___ Given records ___
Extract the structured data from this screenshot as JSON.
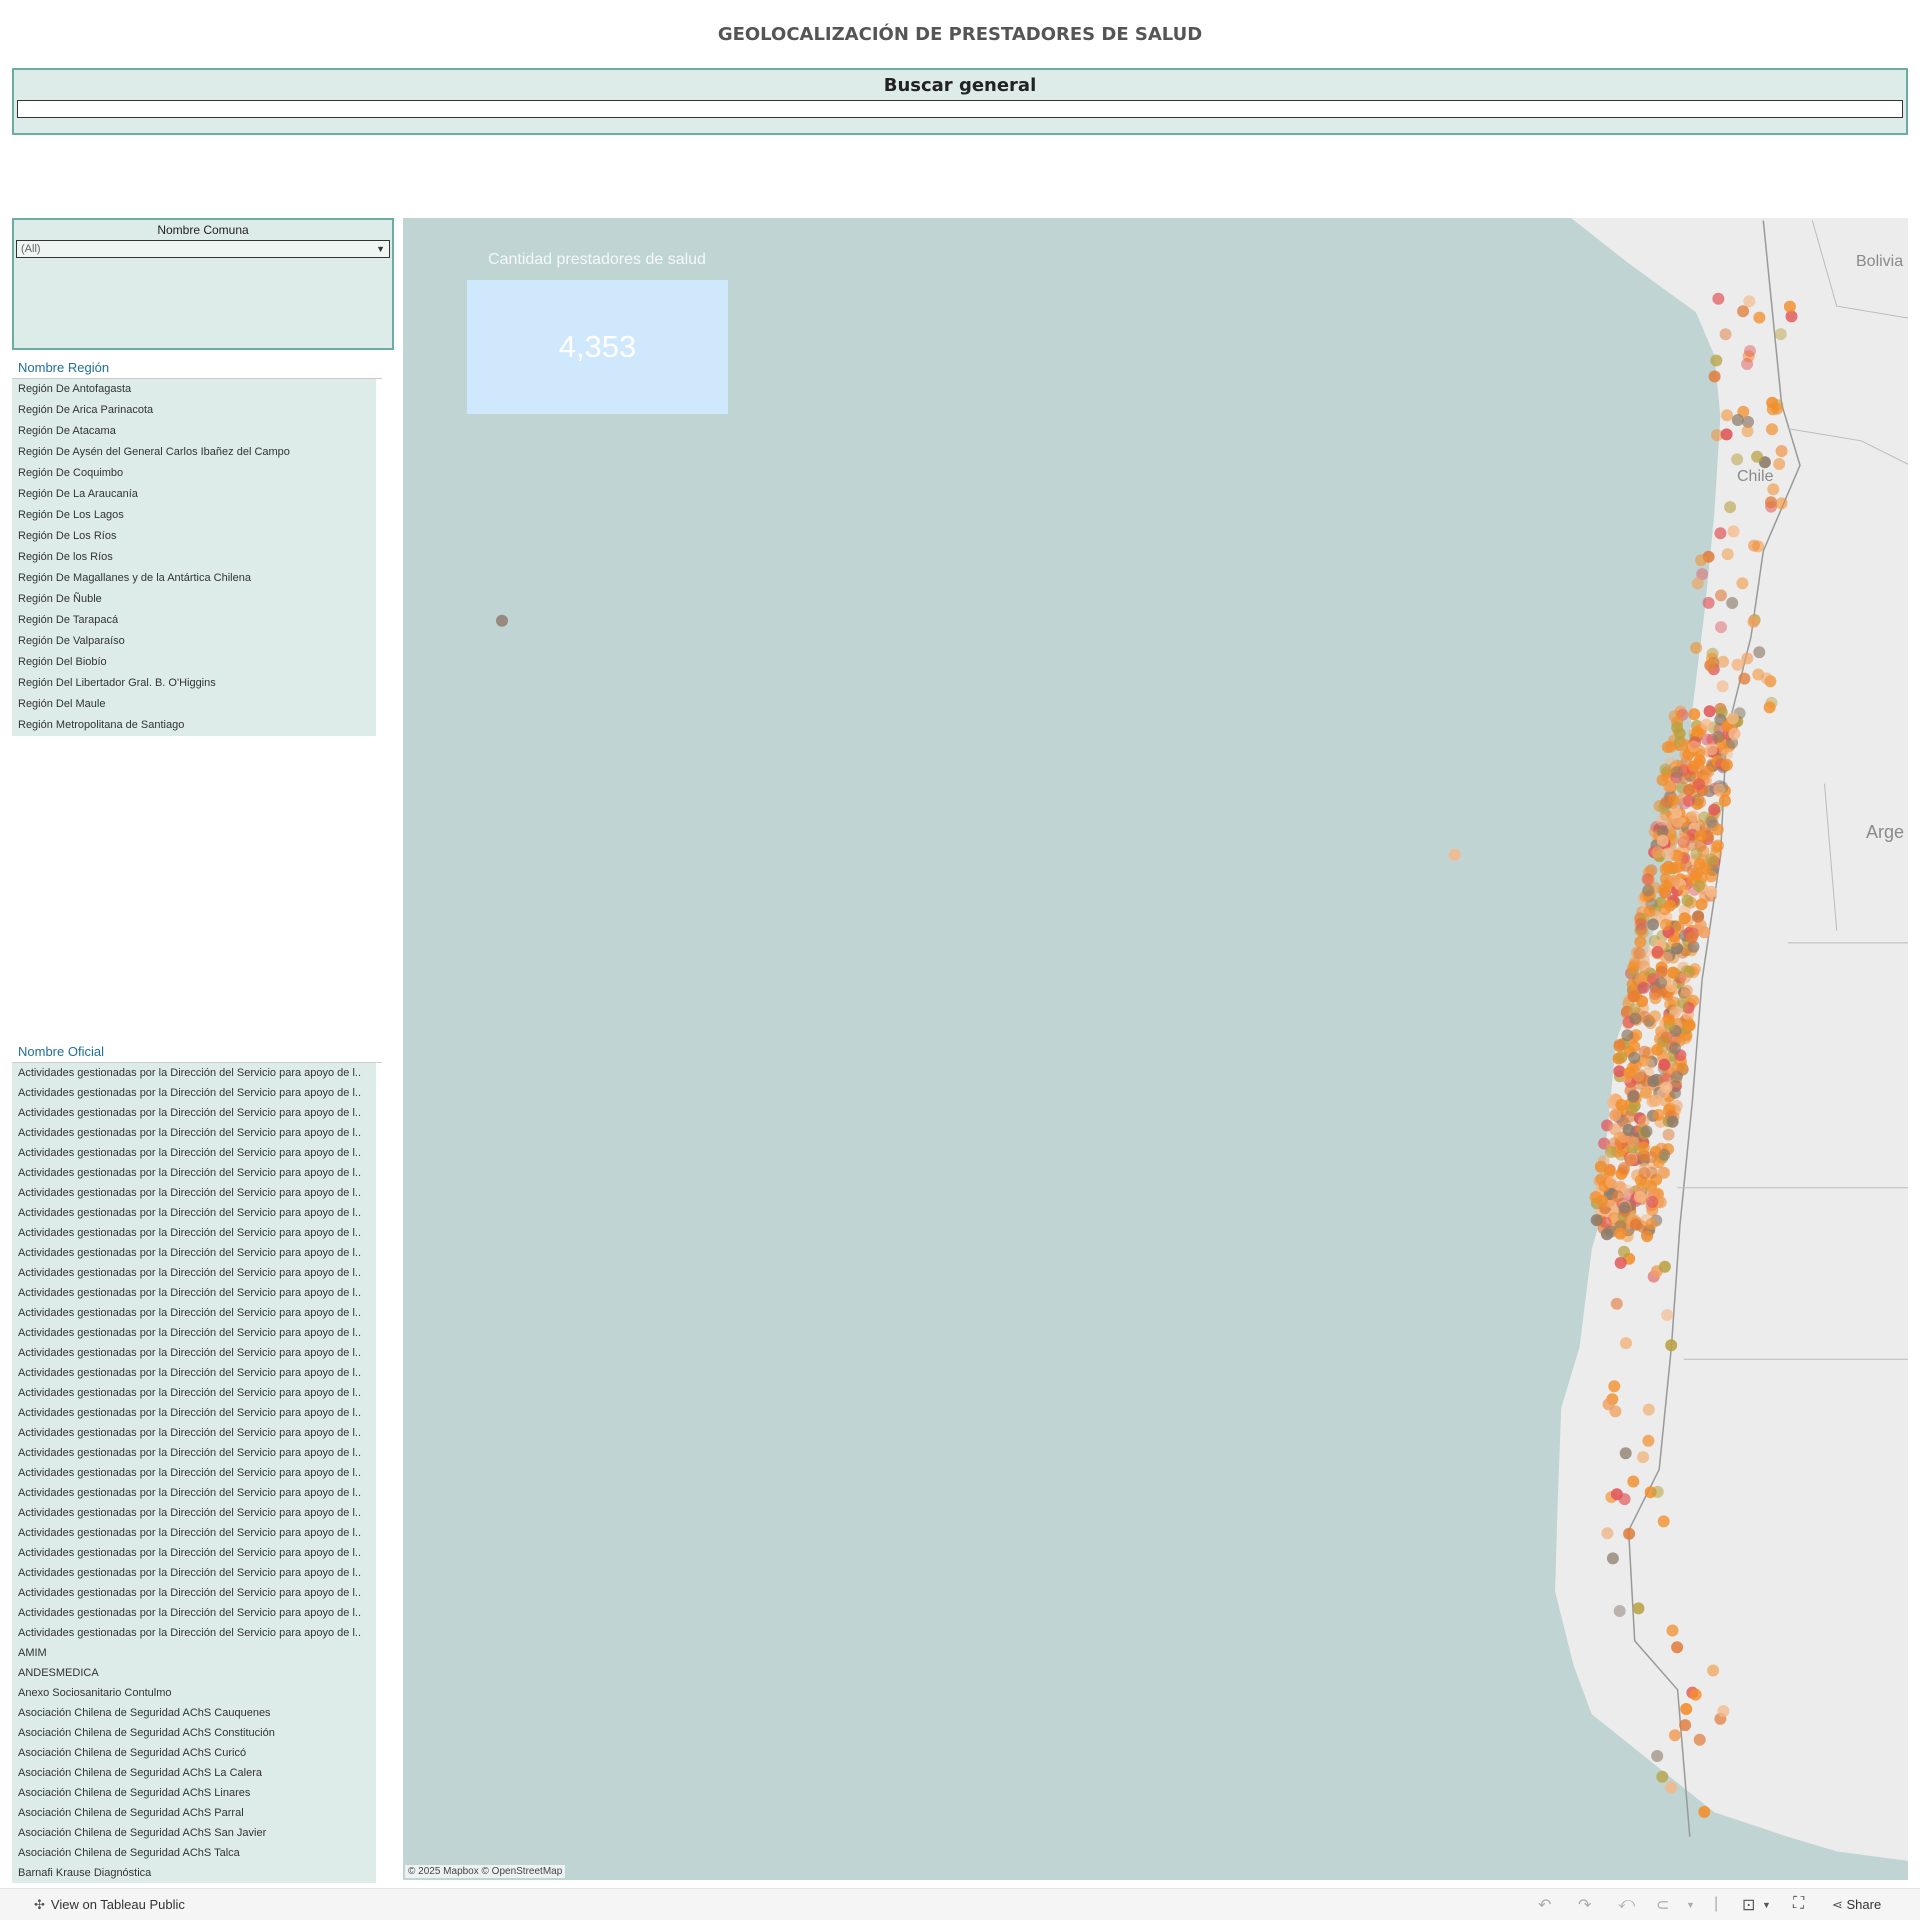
{
  "title": "GEOLOCALIZACIÓN DE PRESTADORES DE SALUD",
  "search": {
    "label": "Buscar general",
    "value": ""
  },
  "comuna_filter": {
    "label": "Nombre Comuna",
    "selected": "(All)"
  },
  "region_list": {
    "header": "Nombre Región",
    "items": [
      "Región De Antofagasta",
      "Región De Arica Parinacota",
      "Región De Atacama",
      "Región De Aysén del General Carlos Ibañez del Campo",
      "Región De Coquimbo",
      "Región De La Araucanía",
      "Región De Los Lagos",
      "Región De Los Ríos",
      "Región De los Ríos",
      "Región De Magallanes y de la Antártica Chilena",
      "Región De Ñuble",
      "Región De Tarapacá",
      "Región De Valparaíso",
      "Región Del Biobío",
      "Región Del Libertador Gral. B. O'Higgins",
      "Región Del Maule",
      "Región Metropolitana de Santiago"
    ]
  },
  "oficial_list": {
    "header": "Nombre Oficial",
    "items": [
      "Actividades gestionadas por la Dirección del Servicio para apoyo de l..",
      "Actividades gestionadas por la Dirección del Servicio para apoyo de l..",
      "Actividades gestionadas por la Dirección del Servicio para apoyo de l..",
      "Actividades gestionadas por la Dirección del Servicio para apoyo de l..",
      "Actividades gestionadas por la Dirección del Servicio para apoyo de l..",
      "Actividades gestionadas por la Dirección del Servicio para apoyo de l..",
      "Actividades gestionadas por la Dirección del Servicio para apoyo de l..",
      "Actividades gestionadas por la Dirección del Servicio para apoyo de l..",
      "Actividades gestionadas por la Dirección del Servicio para apoyo de l..",
      "Actividades gestionadas por la Dirección del Servicio para apoyo de l..",
      "Actividades gestionadas por la Dirección del Servicio para apoyo de l..",
      "Actividades gestionadas por la Dirección del Servicio para apoyo de l..",
      "Actividades gestionadas por la Dirección del Servicio para apoyo de l..",
      "Actividades gestionadas por la Dirección del Servicio para apoyo de l..",
      "Actividades gestionadas por la Dirección del Servicio para apoyo de l..",
      "Actividades gestionadas por la Dirección del Servicio para apoyo de l..",
      "Actividades gestionadas por la Dirección del Servicio para apoyo de l..",
      "Actividades gestionadas por la Dirección del Servicio para apoyo de l..",
      "Actividades gestionadas por la Dirección del Servicio para apoyo de l..",
      "Actividades gestionadas por la Dirección del Servicio para apoyo de l..",
      "Actividades gestionadas por la Dirección del Servicio para apoyo de l..",
      "Actividades gestionadas por la Dirección del Servicio para apoyo de l..",
      "Actividades gestionadas por la Dirección del Servicio para apoyo de l..",
      "Actividades gestionadas por la Dirección del Servicio para apoyo de l..",
      "Actividades gestionadas por la Dirección del Servicio para apoyo de l..",
      "Actividades gestionadas por la Dirección del Servicio para apoyo de l..",
      "Actividades gestionadas por la Dirección del Servicio para apoyo de l..",
      "Actividades gestionadas por la Dirección del Servicio para apoyo de l..",
      "Actividades gestionadas por la Dirección del Servicio para apoyo de l..",
      "AMIM",
      "ANDESMEDICA",
      "Anexo Sociosanitario Contulmo",
      "Asociación Chilena de Seguridad AChS Cauquenes",
      "Asociación Chilena de Seguridad AChS Constitución",
      "Asociación Chilena de Seguridad AChS Curicó",
      "Asociación Chilena de Seguridad AChS La Calera",
      "Asociación Chilena de Seguridad AChS Linares",
      "Asociación Chilena de Seguridad AChS Parral",
      "Asociación Chilena de Seguridad AChS San Javier",
      "Asociación Chilena de Seguridad AChS Talca",
      "Barnafi Krause Diagnóstica"
    ]
  },
  "map": {
    "kpi_title": "Cantidad prestadores de salud",
    "kpi_value": "4,353",
    "labels": {
      "bolivia": "Bolivia",
      "chile": "Chile",
      "argentina": "Arge"
    },
    "attribution": "© 2025 Mapbox © OpenStreetMap",
    "colors": {
      "ocean": "#c0d4d4",
      "land": "#ececec",
      "point": "#f28e2b",
      "kpi_box": "#d0e8fb",
      "accent": "#6aaea3"
    }
  },
  "footer": {
    "view_label": "View on Tableau Public",
    "share_label": "Share"
  }
}
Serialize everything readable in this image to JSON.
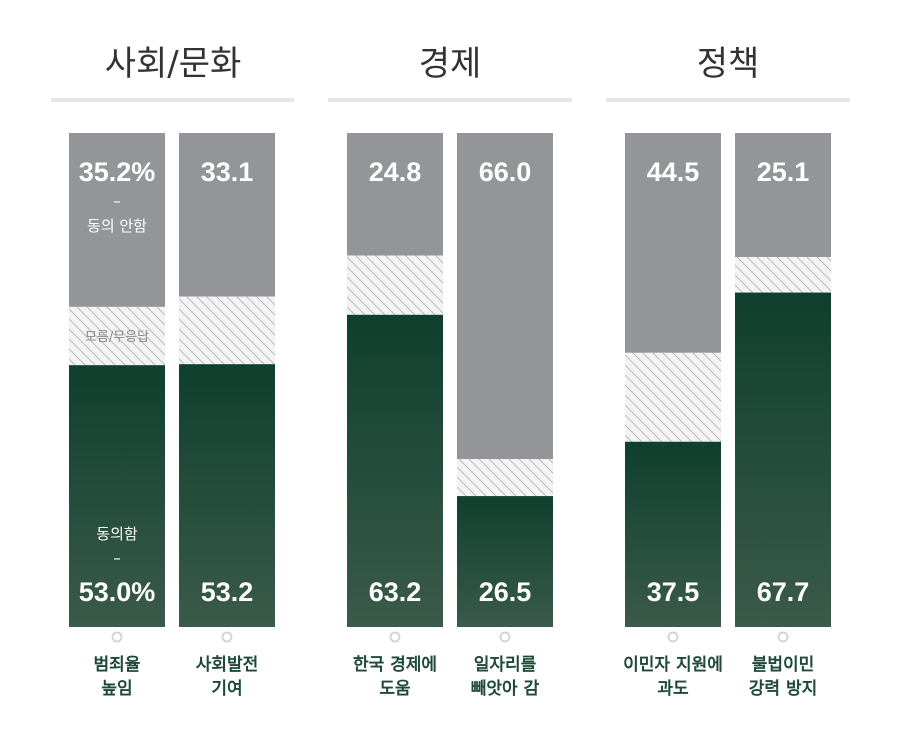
{
  "chart_data": {
    "type": "bar",
    "stacked": true,
    "percent_scale": true,
    "colors": {
      "disagree": "#939598",
      "unknown_fill": "#f3f3f3",
      "unknown_hatch": "#bdbdbd",
      "agree_top": "#0f3f2d",
      "agree_bottom": "#3b5a4a",
      "title_rule": "#e6e6e6",
      "category_text": "#1f4a38"
    },
    "groups": [
      {
        "title": "사회/문화",
        "bars": [
          0,
          1
        ]
      },
      {
        "title": "경제",
        "bars": [
          2,
          3
        ]
      },
      {
        "title": "정책",
        "bars": [
          4,
          5
        ]
      }
    ],
    "categories": [
      [
        "범죄율",
        "높임"
      ],
      [
        "사회발전",
        "기여"
      ],
      [
        "한국 경제에",
        "도움"
      ],
      [
        "일자리를",
        "빼앗아 감"
      ],
      [
        "이민자 지원에",
        "과도"
      ],
      [
        "불법이민",
        "강력 방지"
      ]
    ],
    "series": [
      {
        "name": "동의 안함",
        "values": [
          35.2,
          33.1,
          24.8,
          66.0,
          44.5,
          25.1
        ],
        "labels": [
          "35.2%",
          "33.1",
          "24.8",
          "66.0",
          "44.5",
          "25.1"
        ]
      },
      {
        "name": "모름/무응답",
        "values": [
          11.8,
          13.7,
          12.0,
          7.5,
          18.0,
          7.2
        ]
      },
      {
        "name": "동의함",
        "values": [
          53.0,
          53.2,
          63.2,
          26.5,
          37.5,
          67.7
        ],
        "labels": [
          "53.0%",
          "53.2",
          "63.2",
          "26.5",
          "37.5",
          "67.7"
        ]
      }
    ],
    "annotations": {
      "disagree_dash": "–",
      "disagree_note": "동의 안함",
      "unknown_note": "모름/무응답",
      "agree_note": "동의함",
      "agree_dash": "–"
    }
  }
}
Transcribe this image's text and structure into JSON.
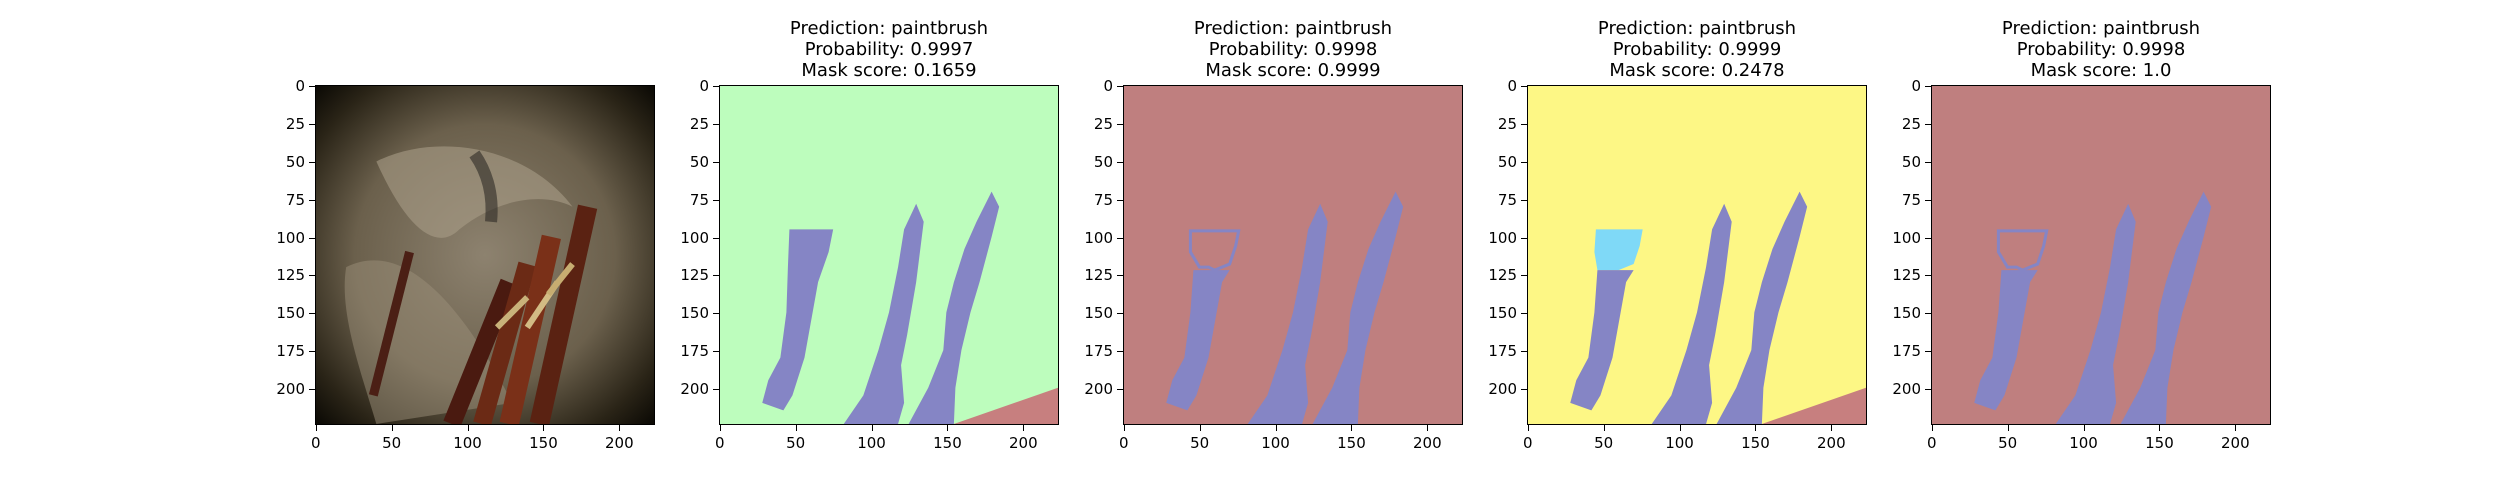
___
Omit any images, then output the listing exactly.

Extract the structured data from this screenshot as JSON.
{
  "title": "GEOLOCALIZACIÓN DE PRESTADORES DE SALUD",
  "search": {
    "label": "Buscar general",
    "value": ""
  },
  "comuna_filter": {
    "label": "Nombre Comuna",
    "selected": "(All)"
  },
  "region_list": {
    "header": "Nombre Región",
    "items": [
      "Región De Antofagasta",
      "Región De Arica Parinacota",
      "Región De Atacama",
      "Región De Aysén del General Carlos Ibañez del Campo",
      "Región De Coquimbo",
      "Región De La Araucanía",
      "Región De Los Lagos",
      "Región De Los Ríos",
      "Región De los Ríos",
      "Región De Magallanes y de la Antártica Chilena",
      "Región De Ñuble",
      "Región De Tarapacá",
      "Región De Valparaíso",
      "Región Del Biobío",
      "Región Del Libertador Gral. B. O'Higgins",
      "Región Del Maule",
      "Región Metropolitana de Santiago"
    ]
  },
  "oficial_list": {
    "header": "Nombre Oficial",
    "items": [
      "Actividades gestionadas por la Dirección del Servicio para apoyo de l..",
      "Actividades gestionadas por la Dirección del Servicio para apoyo de l..",
      "Actividades gestionadas por la Dirección del Servicio para apoyo de l..",
      "Actividades gestionadas por la Dirección del Servicio para apoyo de l..",
      "Actividades gestionadas por la Dirección del Servicio para apoyo de l..",
      "Actividades gestionadas por la Dirección del Servicio para apoyo de l..",
      "Actividades gestionadas por la Dirección del Servicio para apoyo de l..",
      "Actividades gestionadas por la Dirección del Servicio para apoyo de l..",
      "Actividades gestionadas por la Dirección del Servicio para apoyo de l..",
      "Actividades gestionadas por la Dirección del Servicio para apoyo de l..",
      "Actividades gestionadas por la Dirección del Servicio para apoyo de l..",
      "Actividades gestionadas por la Dirección del Servicio para apoyo de l..",
      "Actividades gestionadas por la Dirección del Servicio para apoyo de l..",
      "Actividades gestionadas por la Dirección del Servicio para apoyo de l..",
      "Actividades gestionadas por la Dirección del Servicio para apoyo de l..",
      "Actividades gestionadas por la Dirección del Servicio para apoyo de l..",
      "Actividades gestionadas por la Dirección del Servicio para apoyo de l..",
      "Actividades gestionadas por la Dirección del Servicio para apoyo de l..",
      "Actividades gestionadas por la Dirección del Servicio para apoyo de l..",
      "Actividades gestionadas por la Dirección del Servicio para apoyo de l..",
      "Actividades gestionadas por la Dirección del Servicio para apoyo de l..",
      "Actividades gestionadas por la Dirección del Servicio para apoyo de l..",
      "Actividades gestionadas por la Dirección del Servicio para apoyo de l..",
      "Actividades gestionadas por la Dirección del Servicio para apoyo de l..",
      "Actividades gestionadas por la Dirección del Servicio para apoyo de l..",
      "Actividades gestionadas por la Dirección del Servicio para apoyo de l..",
      "Actividades gestionadas por la Dirección del Servicio para apoyo de l..",
      "Actividades gestionadas por la Dirección del Servicio para apoyo de l..",
      "Actividades gestionadas por la Dirección del Servicio para apoyo de l..",
      "AMIM",
      "ANDESMEDICA",
      "Anexo Sociosanitario Contulmo",
      "Asociación Chilena de Seguridad AChS Cauquenes",
      "Asociación Chilena de Seguridad AChS Constitución",
      "Asociación Chilena de Seguridad AChS Curicó",
      "Asociación Chilena de Seguridad AChS La Calera",
      "Asociación Chilena de Seguridad AChS Linares",
      "Asociación Chilena de Seguridad AChS Parral",
      "Asociación Chilena de Seguridad AChS San Javier",
      "Asociación Chilena de Seguridad AChS Talca",
      "Barnafi Krause Diagnóstica"
    ]
  },
  "map": {
    "kpi_title": "Cantidad prestadores de salud",
    "kpi_value": "4,353",
    "labels": {
      "bolivia": "Bolivia",
      "chile": "Chile",
      "argentina": "Arge"
    },
    "attribution": "© 2025 Mapbox © OpenStreetMap",
    "colors": {
      "ocean": "#c0d4d4",
      "land": "#ececec",
      "point": "#f28e2b",
      "kpi_box": "#d0e8fb",
      "accent": "#6aaea3"
    }
  },
  "footer": {
    "view_label": "View on Tableau Public",
    "share_label": "Share"
  }
}
Serialize everything readable in this image to JSON.
{
  "chart_data": {
    "type": "bar",
    "stacked": true,
    "percent_scale": true,
    "colors": {
      "disagree": "#939598",
      "unknown_fill": "#f3f3f3",
      "unknown_hatch": "#bdbdbd",
      "agree_top": "#0f3f2d",
      "agree_bottom": "#3b5a4a",
      "title_rule": "#e6e6e6",
      "category_text": "#1f4a38"
    },
    "groups": [
      {
        "title": "사회/문화",
        "bars": [
          0,
          1
        ]
      },
      {
        "title": "경제",
        "bars": [
          2,
          3
        ]
      },
      {
        "title": "정책",
        "bars": [
          4,
          5
        ]
      }
    ],
    "categories": [
      [
        "범죄율",
        "높임"
      ],
      [
        "사회발전",
        "기여"
      ],
      [
        "한국 경제에",
        "도움"
      ],
      [
        "일자리를",
        "빼앗아 감"
      ],
      [
        "이민자 지원에",
        "과도"
      ],
      [
        "불법이민",
        "강력 방지"
      ]
    ],
    "series": [
      {
        "name": "동의 안함",
        "values": [
          35.2,
          33.1,
          24.8,
          66.0,
          44.5,
          25.1
        ],
        "labels": [
          "35.2%",
          "33.1",
          "24.8",
          "66.0",
          "44.5",
          "25.1"
        ]
      },
      {
        "name": "모름/무응답",
        "values": [
          11.8,
          13.7,
          12.0,
          7.5,
          18.0,
          7.2
        ]
      },
      {
        "name": "동의함",
        "values": [
          53.0,
          53.2,
          63.2,
          26.5,
          37.5,
          67.7
        ],
        "labels": [
          "53.0%",
          "53.2",
          "63.2",
          "26.5",
          "37.5",
          "67.7"
        ]
      }
    ],
    "annotations": {
      "disagree_dash": "–",
      "disagree_note": "동의 안함",
      "unknown_note": "모름/무응답",
      "agree_note": "동의함",
      "agree_dash": "–"
    }
  }
}
Transcribe this image's text and structure into JSON.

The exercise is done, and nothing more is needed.